# [What the task asks]
Your task is to output the data exactly as it stands.

Items listed in a dataset:
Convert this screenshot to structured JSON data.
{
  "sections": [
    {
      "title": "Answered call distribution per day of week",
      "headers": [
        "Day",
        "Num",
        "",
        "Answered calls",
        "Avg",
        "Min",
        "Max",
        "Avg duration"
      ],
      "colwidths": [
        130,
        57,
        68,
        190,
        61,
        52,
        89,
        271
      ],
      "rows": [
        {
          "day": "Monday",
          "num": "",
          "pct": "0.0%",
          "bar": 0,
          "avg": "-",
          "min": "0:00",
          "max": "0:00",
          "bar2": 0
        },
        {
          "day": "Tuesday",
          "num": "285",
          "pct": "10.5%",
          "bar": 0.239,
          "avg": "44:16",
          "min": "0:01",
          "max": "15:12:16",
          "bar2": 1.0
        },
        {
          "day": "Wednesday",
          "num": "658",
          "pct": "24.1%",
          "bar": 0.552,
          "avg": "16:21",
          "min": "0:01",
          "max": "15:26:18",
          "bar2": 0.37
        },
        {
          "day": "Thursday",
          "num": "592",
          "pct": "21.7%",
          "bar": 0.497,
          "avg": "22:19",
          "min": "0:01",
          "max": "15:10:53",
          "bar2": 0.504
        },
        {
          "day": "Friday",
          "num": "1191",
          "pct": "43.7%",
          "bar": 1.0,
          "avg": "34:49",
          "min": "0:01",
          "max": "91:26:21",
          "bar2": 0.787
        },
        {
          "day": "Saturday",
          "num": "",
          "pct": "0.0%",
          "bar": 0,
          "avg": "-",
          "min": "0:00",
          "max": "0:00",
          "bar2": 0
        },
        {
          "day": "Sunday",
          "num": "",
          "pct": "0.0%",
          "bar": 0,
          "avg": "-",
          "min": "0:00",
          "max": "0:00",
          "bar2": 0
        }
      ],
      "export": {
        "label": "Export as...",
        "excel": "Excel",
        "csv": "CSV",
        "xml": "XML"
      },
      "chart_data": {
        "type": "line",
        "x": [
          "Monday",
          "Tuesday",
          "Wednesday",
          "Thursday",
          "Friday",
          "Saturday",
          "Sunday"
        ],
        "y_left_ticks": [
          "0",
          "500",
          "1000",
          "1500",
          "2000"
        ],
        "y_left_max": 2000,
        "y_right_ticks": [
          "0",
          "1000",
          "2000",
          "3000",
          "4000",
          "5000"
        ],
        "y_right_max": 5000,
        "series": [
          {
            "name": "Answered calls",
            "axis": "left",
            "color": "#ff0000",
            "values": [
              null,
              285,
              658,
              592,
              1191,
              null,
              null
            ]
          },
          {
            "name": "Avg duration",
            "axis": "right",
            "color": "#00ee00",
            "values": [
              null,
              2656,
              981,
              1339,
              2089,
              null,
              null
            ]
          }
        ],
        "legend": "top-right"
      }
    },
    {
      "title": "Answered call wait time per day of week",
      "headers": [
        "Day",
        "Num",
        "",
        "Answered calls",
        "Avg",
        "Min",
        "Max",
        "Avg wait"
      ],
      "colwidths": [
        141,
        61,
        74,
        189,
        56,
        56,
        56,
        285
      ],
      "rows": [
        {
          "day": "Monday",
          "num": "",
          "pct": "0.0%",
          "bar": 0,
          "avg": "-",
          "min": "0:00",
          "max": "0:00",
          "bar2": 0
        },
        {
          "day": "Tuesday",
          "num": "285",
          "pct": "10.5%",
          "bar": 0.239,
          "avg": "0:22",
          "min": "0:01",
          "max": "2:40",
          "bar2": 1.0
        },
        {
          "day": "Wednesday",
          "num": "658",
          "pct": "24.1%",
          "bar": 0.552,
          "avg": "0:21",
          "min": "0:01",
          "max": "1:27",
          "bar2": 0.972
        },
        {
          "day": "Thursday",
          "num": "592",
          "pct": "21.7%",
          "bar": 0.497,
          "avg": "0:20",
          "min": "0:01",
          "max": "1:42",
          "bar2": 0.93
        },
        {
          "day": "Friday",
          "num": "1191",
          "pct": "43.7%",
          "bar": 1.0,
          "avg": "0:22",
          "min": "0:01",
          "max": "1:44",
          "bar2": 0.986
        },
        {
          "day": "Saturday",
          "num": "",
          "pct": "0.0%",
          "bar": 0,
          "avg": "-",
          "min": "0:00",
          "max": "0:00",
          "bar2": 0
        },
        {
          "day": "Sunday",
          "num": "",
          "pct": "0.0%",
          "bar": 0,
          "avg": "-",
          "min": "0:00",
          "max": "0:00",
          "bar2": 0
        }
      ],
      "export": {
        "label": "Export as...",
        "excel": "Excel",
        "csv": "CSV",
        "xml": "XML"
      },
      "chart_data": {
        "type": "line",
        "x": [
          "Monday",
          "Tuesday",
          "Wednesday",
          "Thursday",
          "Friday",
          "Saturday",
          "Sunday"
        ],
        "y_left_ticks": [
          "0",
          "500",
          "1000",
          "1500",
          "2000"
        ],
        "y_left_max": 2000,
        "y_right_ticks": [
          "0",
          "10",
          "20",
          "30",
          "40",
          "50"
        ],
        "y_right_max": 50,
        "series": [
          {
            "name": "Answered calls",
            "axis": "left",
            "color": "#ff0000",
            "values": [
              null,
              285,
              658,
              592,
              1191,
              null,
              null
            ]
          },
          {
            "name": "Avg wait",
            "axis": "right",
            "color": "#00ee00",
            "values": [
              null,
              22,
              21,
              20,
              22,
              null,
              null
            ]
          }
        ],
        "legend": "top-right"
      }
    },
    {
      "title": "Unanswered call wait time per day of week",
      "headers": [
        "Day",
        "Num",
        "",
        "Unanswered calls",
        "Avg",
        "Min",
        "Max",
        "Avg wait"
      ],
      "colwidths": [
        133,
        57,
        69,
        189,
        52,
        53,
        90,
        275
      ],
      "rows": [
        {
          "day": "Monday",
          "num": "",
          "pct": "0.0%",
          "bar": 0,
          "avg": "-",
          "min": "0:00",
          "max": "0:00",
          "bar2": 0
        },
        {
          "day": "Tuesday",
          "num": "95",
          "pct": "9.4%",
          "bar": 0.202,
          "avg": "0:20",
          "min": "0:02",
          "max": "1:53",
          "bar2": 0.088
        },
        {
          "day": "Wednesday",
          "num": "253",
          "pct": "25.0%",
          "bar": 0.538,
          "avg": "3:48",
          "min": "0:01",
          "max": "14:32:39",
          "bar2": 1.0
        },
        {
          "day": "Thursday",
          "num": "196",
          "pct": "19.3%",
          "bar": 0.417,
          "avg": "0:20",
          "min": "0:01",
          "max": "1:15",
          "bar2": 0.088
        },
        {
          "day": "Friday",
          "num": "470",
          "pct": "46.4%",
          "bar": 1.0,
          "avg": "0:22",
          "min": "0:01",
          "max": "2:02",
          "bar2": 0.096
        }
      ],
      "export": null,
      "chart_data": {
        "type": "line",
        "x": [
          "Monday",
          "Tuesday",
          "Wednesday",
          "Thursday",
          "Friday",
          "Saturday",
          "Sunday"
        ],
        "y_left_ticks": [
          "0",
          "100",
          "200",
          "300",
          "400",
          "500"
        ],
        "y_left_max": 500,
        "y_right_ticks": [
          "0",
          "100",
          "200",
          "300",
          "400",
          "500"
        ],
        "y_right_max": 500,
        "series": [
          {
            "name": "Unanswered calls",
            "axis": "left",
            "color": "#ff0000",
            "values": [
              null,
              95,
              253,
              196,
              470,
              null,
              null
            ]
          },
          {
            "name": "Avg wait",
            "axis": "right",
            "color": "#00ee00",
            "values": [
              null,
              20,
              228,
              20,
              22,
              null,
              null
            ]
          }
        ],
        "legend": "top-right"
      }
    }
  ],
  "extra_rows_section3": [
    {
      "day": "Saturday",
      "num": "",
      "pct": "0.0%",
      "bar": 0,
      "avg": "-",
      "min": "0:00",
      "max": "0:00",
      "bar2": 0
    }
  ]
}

# [Expected answer]
Convert this screenshot to structured JSON data.
{
  "sections": [
    {
      "title": "Answered call distribution per day of week",
      "headers": [
        "Day",
        "Num",
        "",
        "Answered calls",
        "Avg",
        "Min",
        "Max",
        "Avg duration"
      ],
      "colwidths": [
        130,
        57,
        68,
        190,
        61,
        52,
        89,
        271
      ],
      "rows": [
        {
          "day": "Monday",
          "num": "",
          "pct": "0.0%",
          "bar": 0,
          "avg": "-",
          "min": "0:00",
          "max": "0:00",
          "bar2": 0
        },
        {
          "day": "Tuesday",
          "num": "285",
          "pct": "10.5%",
          "bar": 0.239,
          "avg": "44:16",
          "min": "0:01",
          "max": "15:12:16",
          "bar2": 1.0
        },
        {
          "day": "Wednesday",
          "num": "658",
          "pct": "24.1%",
          "bar": 0.552,
          "avg": "16:21",
          "min": "0:01",
          "max": "15:26:18",
          "bar2": 0.37
        },
        {
          "day": "Thursday",
          "num": "592",
          "pct": "21.7%",
          "bar": 0.497,
          "avg": "22:19",
          "min": "0:01",
          "max": "15:10:53",
          "bar2": 0.504
        },
        {
          "day": "Friday",
          "num": "1191",
          "pct": "43.7%",
          "bar": 1.0,
          "avg": "34:49",
          "min": "0:01",
          "max": "91:26:21",
          "bar2": 0.787
        },
        {
          "day": "Saturday",
          "num": "",
          "pct": "0.0%",
          "bar": 0,
          "avg": "-",
          "min": "0:00",
          "max": "0:00",
          "bar2": 0
        },
        {
          "day": "Sunday",
          "num": "",
          "pct": "0.0%",
          "bar": 0,
          "avg": "-",
          "min": "0:00",
          "max": "0:00",
          "bar2": 0
        }
      ],
      "export": {
        "label": "Export as...",
        "excel": "Excel",
        "csv": "CSV",
        "xml": "XML"
      },
      "chart_data": {
        "type": "line",
        "x": [
          "Monday",
          "Tuesday",
          "Wednesday",
          "Thursday",
          "Friday",
          "Saturday",
          "Sunday"
        ],
        "y_left_ticks": [
          "0",
          "500",
          "1000",
          "1500",
          "2000"
        ],
        "y_left_max": 2000,
        "y_right_ticks": [
          "0",
          "1000",
          "2000",
          "3000",
          "4000",
          "5000"
        ],
        "y_right_max": 5000,
        "series": [
          {
            "name": "Answered calls",
            "axis": "left",
            "color": "#ff0000",
            "values": [
              null,
              285,
              658,
              592,
              1191,
              null,
              null
            ]
          },
          {
            "name": "Avg duration",
            "axis": "right",
            "color": "#00ee00",
            "values": [
              null,
              2656,
              981,
              1339,
              2089,
              null,
              null
            ]
          }
        ],
        "legend": "top-right"
      }
    },
    {
      "title": "Answered call wait time per day of week",
      "headers": [
        "Day",
        "Num",
        "",
        "Answered calls",
        "Avg",
        "Min",
        "Max",
        "Avg wait"
      ],
      "colwidths": [
        141,
        61,
        74,
        189,
        56,
        56,
        56,
        285
      ],
      "rows": [
        {
          "day": "Monday",
          "num": "",
          "pct": "0.0%",
          "bar": 0,
          "avg": "-",
          "min": "0:00",
          "max": "0:00",
          "bar2": 0
        },
        {
          "day": "Tuesday",
          "num": "285",
          "pct": "10.5%",
          "bar": 0.239,
          "avg": "0:22",
          "min": "0:01",
          "max": "2:40",
          "bar2": 1.0
        },
        {
          "day": "Wednesday",
          "num": "658",
          "pct": "24.1%",
          "bar": 0.552,
          "avg": "0:21",
          "min": "0:01",
          "max": "1:27",
          "bar2": 0.972
        },
        {
          "day": "Thursday",
          "num": "592",
          "pct": "21.7%",
          "bar": 0.497,
          "avg": "0:20",
          "min": "0:01",
          "max": "1:42",
          "bar2": 0.93
        },
        {
          "day": "Friday",
          "num": "1191",
          "pct": "43.7%",
          "bar": 1.0,
          "avg": "0:22",
          "min": "0:01",
          "max": "1:44",
          "bar2": 0.986
        },
        {
          "day": "Saturday",
          "num": "",
          "pct": "0.0%",
          "bar": 0,
          "avg": "-",
          "min": "0:00",
          "max": "0:00",
          "bar2": 0
        },
        {
          "day": "Sunday",
          "num": "",
          "pct": "0.0%",
          "bar": 0,
          "avg": "-",
          "min": "0:00",
          "max": "0:00",
          "bar2": 0
        }
      ],
      "export": {
        "label": "Export as...",
        "excel": "Excel",
        "csv": "CSV",
        "xml": "XML"
      },
      "chart_data": {
        "type": "line",
        "x": [
          "Monday",
          "Tuesday",
          "Wednesday",
          "Thursday",
          "Friday",
          "Saturday",
          "Sunday"
        ],
        "y_left_ticks": [
          "0",
          "500",
          "1000",
          "1500",
          "2000"
        ],
        "y_left_max": 2000,
        "y_right_ticks": [
          "0",
          "10",
          "20",
          "30",
          "40",
          "50"
        ],
        "y_right_max": 50,
        "series": [
          {
            "name": "Answered calls",
            "axis": "left",
            "color": "#ff0000",
            "values": [
              null,
              285,
              658,
              592,
              1191,
              null,
              null
            ]
          },
          {
            "name": "Avg wait",
            "axis": "right",
            "color": "#00ee00",
            "values": [
              null,
              22,
              21,
              20,
              22,
              null,
              null
            ]
          }
        ],
        "legend": "top-right"
      }
    },
    {
      "title": "Unanswered call wait time per day of week",
      "headers": [
        "Day",
        "Num",
        "",
        "Unanswered calls",
        "Avg",
        "Min",
        "Max",
        "Avg wait"
      ],
      "colwidths": [
        133,
        57,
        69,
        189,
        52,
        53,
        90,
        275
      ],
      "rows": [
        {
          "day": "Monday",
          "num": "",
          "pct": "0.0%",
          "bar": 0,
          "avg": "-",
          "min": "0:00",
          "max": "0:00",
          "bar2": 0
        },
        {
          "day": "Tuesday",
          "num": "95",
          "pct": "9.4%",
          "bar": 0.202,
          "avg": "0:20",
          "min": "0:02",
          "max": "1:53",
          "bar2": 0.088
        },
        {
          "day": "Wednesday",
          "num": "253",
          "pct": "25.0%",
          "bar": 0.538,
          "avg": "3:48",
          "min": "0:01",
          "max": "14:32:39",
          "bar2": 1.0
        },
        {
          "day": "Thursday",
          "num": "196",
          "pct": "19.3%",
          "bar": 0.417,
          "avg": "0:20",
          "min": "0:01",
          "max": "1:15",
          "bar2": 0.088
        },
        {
          "day": "Friday",
          "num": "470",
          "pct": "46.4%",
          "bar": 1.0,
          "avg": "0:22",
          "min": "0:01",
          "max": "2:02",
          "bar2": 0.096
        }
      ],
      "export": null,
      "chart_data": {
        "type": "line",
        "x": [
          "Monday",
          "Tuesday",
          "Wednesday",
          "Thursday",
          "Friday",
          "Saturday",
          "Sunday"
        ],
        "y_left_ticks": [
          "0",
          "100",
          "200",
          "300",
          "400",
          "500"
        ],
        "y_left_max": 500,
        "y_right_ticks": [
          "0",
          "100",
          "200",
          "300",
          "400",
          "500"
        ],
        "y_right_max": 500,
        "series": [
          {
            "name": "Unanswered calls",
            "axis": "left",
            "color": "#ff0000",
            "values": [
              null,
              95,
              253,
              196,
              470,
              null,
              null
            ]
          },
          {
            "name": "Avg wait",
            "axis": "right",
            "color": "#00ee00",
            "values": [
              null,
              20,
              228,
              20,
              22,
              null,
              null
            ]
          }
        ],
        "legend": "top-right"
      }
    }
  ],
  "extra_rows_section3": [
    {
      "day": "Saturday",
      "num": "",
      "pct": "0.0%",
      "bar": 0,
      "avg": "-",
      "min": "0:00",
      "max": "0:00",
      "bar2": 0
    }
  ]
}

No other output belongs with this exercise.